**WHAT THIS TASK INVOLVES**
From the listing below, copy every line with the word "JSON".

**GIVEN RECORDS**
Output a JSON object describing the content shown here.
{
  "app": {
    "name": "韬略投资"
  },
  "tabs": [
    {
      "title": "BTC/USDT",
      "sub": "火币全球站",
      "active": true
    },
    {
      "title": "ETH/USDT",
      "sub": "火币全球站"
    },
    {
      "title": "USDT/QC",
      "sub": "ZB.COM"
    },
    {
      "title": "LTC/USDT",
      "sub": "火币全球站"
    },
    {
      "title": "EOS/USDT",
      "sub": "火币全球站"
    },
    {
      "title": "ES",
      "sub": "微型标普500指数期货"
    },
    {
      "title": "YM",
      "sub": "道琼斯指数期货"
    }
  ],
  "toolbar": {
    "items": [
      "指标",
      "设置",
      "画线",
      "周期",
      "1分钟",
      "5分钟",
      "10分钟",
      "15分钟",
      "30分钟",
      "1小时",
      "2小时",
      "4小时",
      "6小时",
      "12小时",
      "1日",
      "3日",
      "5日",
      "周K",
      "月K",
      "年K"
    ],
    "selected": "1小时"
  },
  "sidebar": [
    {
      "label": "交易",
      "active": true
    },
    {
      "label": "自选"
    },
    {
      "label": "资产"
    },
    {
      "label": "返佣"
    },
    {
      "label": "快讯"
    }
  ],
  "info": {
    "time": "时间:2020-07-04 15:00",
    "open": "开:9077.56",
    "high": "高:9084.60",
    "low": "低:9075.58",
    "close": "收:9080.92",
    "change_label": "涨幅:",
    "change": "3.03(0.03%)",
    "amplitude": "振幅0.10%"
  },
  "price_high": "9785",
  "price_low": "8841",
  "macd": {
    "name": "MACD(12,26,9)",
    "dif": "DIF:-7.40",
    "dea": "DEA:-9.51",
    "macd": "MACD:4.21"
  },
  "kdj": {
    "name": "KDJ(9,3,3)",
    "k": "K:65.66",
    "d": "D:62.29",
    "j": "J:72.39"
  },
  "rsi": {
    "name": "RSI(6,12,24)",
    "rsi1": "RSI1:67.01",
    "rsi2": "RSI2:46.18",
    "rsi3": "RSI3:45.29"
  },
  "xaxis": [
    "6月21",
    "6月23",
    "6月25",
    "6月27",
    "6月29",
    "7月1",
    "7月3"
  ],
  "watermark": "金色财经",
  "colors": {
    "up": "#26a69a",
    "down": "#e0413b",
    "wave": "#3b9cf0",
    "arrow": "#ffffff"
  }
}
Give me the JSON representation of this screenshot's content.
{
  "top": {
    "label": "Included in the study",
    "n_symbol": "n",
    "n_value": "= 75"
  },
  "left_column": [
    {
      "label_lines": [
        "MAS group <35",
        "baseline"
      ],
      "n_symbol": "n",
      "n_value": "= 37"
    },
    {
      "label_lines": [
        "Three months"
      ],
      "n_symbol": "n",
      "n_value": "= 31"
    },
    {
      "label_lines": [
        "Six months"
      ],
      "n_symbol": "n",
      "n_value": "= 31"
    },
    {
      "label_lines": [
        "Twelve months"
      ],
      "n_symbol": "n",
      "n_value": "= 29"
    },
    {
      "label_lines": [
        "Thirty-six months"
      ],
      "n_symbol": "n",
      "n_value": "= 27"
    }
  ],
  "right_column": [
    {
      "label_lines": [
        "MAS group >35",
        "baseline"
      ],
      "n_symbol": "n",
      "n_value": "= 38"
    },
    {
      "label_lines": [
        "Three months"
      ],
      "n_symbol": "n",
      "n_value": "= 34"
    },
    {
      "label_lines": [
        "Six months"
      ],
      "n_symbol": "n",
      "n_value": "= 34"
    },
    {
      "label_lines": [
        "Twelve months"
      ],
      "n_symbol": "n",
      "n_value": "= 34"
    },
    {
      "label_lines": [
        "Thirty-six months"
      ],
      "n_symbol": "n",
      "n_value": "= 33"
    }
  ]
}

**OUTPUT**
Output a JSON object describing the content shown here.
Give me the JSON representation of this screenshot's content.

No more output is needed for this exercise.